Records:
================
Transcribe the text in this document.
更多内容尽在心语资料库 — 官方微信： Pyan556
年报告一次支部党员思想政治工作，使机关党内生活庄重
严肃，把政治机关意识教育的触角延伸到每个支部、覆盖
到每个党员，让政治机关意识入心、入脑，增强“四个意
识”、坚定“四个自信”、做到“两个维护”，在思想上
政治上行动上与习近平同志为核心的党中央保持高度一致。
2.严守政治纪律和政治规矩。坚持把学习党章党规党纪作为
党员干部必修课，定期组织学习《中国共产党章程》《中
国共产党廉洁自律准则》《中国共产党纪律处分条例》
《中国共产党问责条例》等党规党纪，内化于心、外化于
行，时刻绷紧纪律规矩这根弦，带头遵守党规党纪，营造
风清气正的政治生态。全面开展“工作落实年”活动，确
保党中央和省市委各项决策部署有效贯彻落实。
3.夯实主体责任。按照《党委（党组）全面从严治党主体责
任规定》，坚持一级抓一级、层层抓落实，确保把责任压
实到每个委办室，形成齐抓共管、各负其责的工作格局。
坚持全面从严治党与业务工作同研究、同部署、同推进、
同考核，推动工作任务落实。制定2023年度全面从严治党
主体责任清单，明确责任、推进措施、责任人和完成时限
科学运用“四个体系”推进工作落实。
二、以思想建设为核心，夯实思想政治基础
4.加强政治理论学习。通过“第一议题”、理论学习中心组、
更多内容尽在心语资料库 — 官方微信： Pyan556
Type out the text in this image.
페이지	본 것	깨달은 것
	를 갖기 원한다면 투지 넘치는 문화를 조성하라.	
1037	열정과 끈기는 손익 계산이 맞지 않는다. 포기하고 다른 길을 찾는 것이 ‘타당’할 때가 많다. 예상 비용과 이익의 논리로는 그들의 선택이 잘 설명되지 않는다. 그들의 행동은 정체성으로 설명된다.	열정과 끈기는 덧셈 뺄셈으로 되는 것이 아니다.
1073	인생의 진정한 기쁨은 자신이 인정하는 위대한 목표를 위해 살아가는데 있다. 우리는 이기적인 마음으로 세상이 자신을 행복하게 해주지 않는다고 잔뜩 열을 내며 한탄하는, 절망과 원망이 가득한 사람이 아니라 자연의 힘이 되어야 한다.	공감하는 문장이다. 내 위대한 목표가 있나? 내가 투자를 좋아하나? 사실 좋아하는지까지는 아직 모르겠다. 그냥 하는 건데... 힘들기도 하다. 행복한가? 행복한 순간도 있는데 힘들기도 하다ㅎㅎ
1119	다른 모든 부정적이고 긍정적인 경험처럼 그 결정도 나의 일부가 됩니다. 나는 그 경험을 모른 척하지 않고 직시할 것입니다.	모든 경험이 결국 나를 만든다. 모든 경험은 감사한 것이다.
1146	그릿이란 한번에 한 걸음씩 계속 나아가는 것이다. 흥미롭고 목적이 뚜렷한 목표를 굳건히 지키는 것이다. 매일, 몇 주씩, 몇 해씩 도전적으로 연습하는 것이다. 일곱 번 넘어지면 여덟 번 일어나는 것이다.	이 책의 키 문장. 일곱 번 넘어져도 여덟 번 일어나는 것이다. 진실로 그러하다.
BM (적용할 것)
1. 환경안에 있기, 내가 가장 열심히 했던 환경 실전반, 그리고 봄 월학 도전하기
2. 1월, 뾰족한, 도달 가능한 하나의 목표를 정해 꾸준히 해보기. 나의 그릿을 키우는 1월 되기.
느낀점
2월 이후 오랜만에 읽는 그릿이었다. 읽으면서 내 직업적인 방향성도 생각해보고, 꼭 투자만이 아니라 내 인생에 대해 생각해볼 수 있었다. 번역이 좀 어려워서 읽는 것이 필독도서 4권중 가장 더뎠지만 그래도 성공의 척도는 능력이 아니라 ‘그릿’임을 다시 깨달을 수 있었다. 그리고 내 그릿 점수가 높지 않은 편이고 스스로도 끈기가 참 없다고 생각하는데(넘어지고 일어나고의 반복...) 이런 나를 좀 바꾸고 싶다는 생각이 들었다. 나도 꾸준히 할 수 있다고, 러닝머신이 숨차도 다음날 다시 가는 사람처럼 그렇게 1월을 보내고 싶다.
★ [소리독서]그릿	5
================
PROBLEM STATEMENT:
Write out the entire listing exactly.

ANSWER BELOW:
Transcribe the text in this document.
更多内容尽在心语资料库 — 官方微信： Pyan556
年报告一次支部党员思想政治工作，使机关党内生活庄重
严肃，把政治机关意识教育的触角延伸到每个支部、覆盖
到每个党员，让政治机关意识入心、入脑，增强“四个意
识”、坚定“四个自信”、做到“两个维护”，在思想上
政治上行动上与习近平同志为核心的党中央保持高度一致。
2.严守政治纪律和政治规矩。坚持把学习党章党规党纪作为
党员干部必修课，定期组织学习《中国共产党章程》《中
国共产党廉洁自律准则》《中国共产党纪律处分条例》
《中国共产党问责条例》等党规党纪，内化于心、外化于
行，时刻绷紧纪律规矩这根弦，带头遵守党规党纪，营造
风清气正的政治生态。全面开展“工作落实年”活动，确
保党中央和省市委各项决策部署有效贯彻落实。
3.夯实主体责任。按照《党委（党组）全面从严治党主体责
任规定》，坚持一级抓一级、层层抓落实，确保把责任压
实到每个委办室，形成齐抓共管、各负其责的工作格局。
坚持全面从严治党与业务工作同研究、同部署、同推进、
同考核，推动工作任务落实。制定2023年度全面从严治党
主体责任清单，明确责任、推进措施、责任人和完成时限
科学运用“四个体系”推进工作落实。
二、以思想建设为核心，夯实思想政治基础
4.加强政治理论学习。通过“第一议题”、理论学习中心组、
更多内容尽在心语资料库 — 官方微信： Pyan556
Type out the text in this image.
페이지	본 것	깨달은 것
	를 갖기 원한다면 투지 넘치는 문화를 조성하라.	
1037	열정과 끈기는 손익 계산이 맞지 않는다. 포기하고 다른 길을 찾는 것이 ‘타당’할 때가 많다. 예상 비용과 이익의 논리로는 그들의 선택이 잘 설명되지 않는다. 그들의 행동은 정체성으로 설명된다.	열정과 끈기는 덧셈 뺄셈으로 되는 것이 아니다.
1073	인생의 진정한 기쁨은 자신이 인정하는 위대한 목표를 위해 살아가는데 있다. 우리는 이기적인 마음으로 세상이 자신을 행복하게 해주지 않는다고 잔뜩 열을 내며 한탄하는, 절망과 원망이 가득한 사람이 아니라 자연의 힘이 되어야 한다.	공감하는 문장이다. 내 위대한 목표가 있나? 내가 투자를 좋아하나? 사실 좋아하는지까지는 아직 모르겠다. 그냥 하는 건데... 힘들기도 하다. 행복한가? 행복한 순간도 있는데 힘들기도 하다ㅎㅎ
1119	다른 모든 부정적이고 긍정적인 경험처럼 그 결정도 나의 일부가 됩니다. 나는 그 경험을 모른 척하지 않고 직시할 것입니다.	모든 경험이 결국 나를 만든다. 모든 경험은 감사한 것이다.
1146	그릿이란 한번에 한 걸음씩 계속 나아가는 것이다. 흥미롭고 목적이 뚜렷한 목표를 굳건히 지키는 것이다. 매일, 몇 주씩, 몇 해씩 도전적으로 연습하는 것이다. 일곱 번 넘어지면 여덟 번 일어나는 것이다.	이 책의 키 문장. 일곱 번 넘어져도 여덟 번 일어나는 것이다. 진실로 그러하다.
BM (적용할 것)
1. 환경안에 있기, 내가 가장 열심히 했던 환경 실전반, 그리고 봄 월학 도전하기
2. 1월, 뾰족한, 도달 가능한 하나의 목표를 정해 꾸준히 해보기. 나의 그릿을 키우는 1월 되기.
느낀점
2월 이후 오랜만에 읽는 그릿이었다. 읽으면서 내 직업적인 방향성도 생각해보고, 꼭 투자만이 아니라 내 인생에 대해 생각해볼 수 있었다. 번역이 좀 어려워서 읽는 것이 필독도서 4권중 가장 더뎠지만 그래도 성공의 척도는 능력이 아니라 ‘그릿’임을 다시 깨달을 수 있었다. 그리고 내 그릿 점수가 높지 않은 편이고 스스로도 끈기가 참 없다고 생각하는데(넘어지고 일어나고의 반복...) 이런 나를 좀 바꾸고 싶다는 생각이 들었다. 나도 꾸준히 할 수 있다고, 러닝머신이 숨차도 다음날 다시 가는 사람처럼 그렇게 1월을 보내고 싶다.
★ [소리독서]그릿	5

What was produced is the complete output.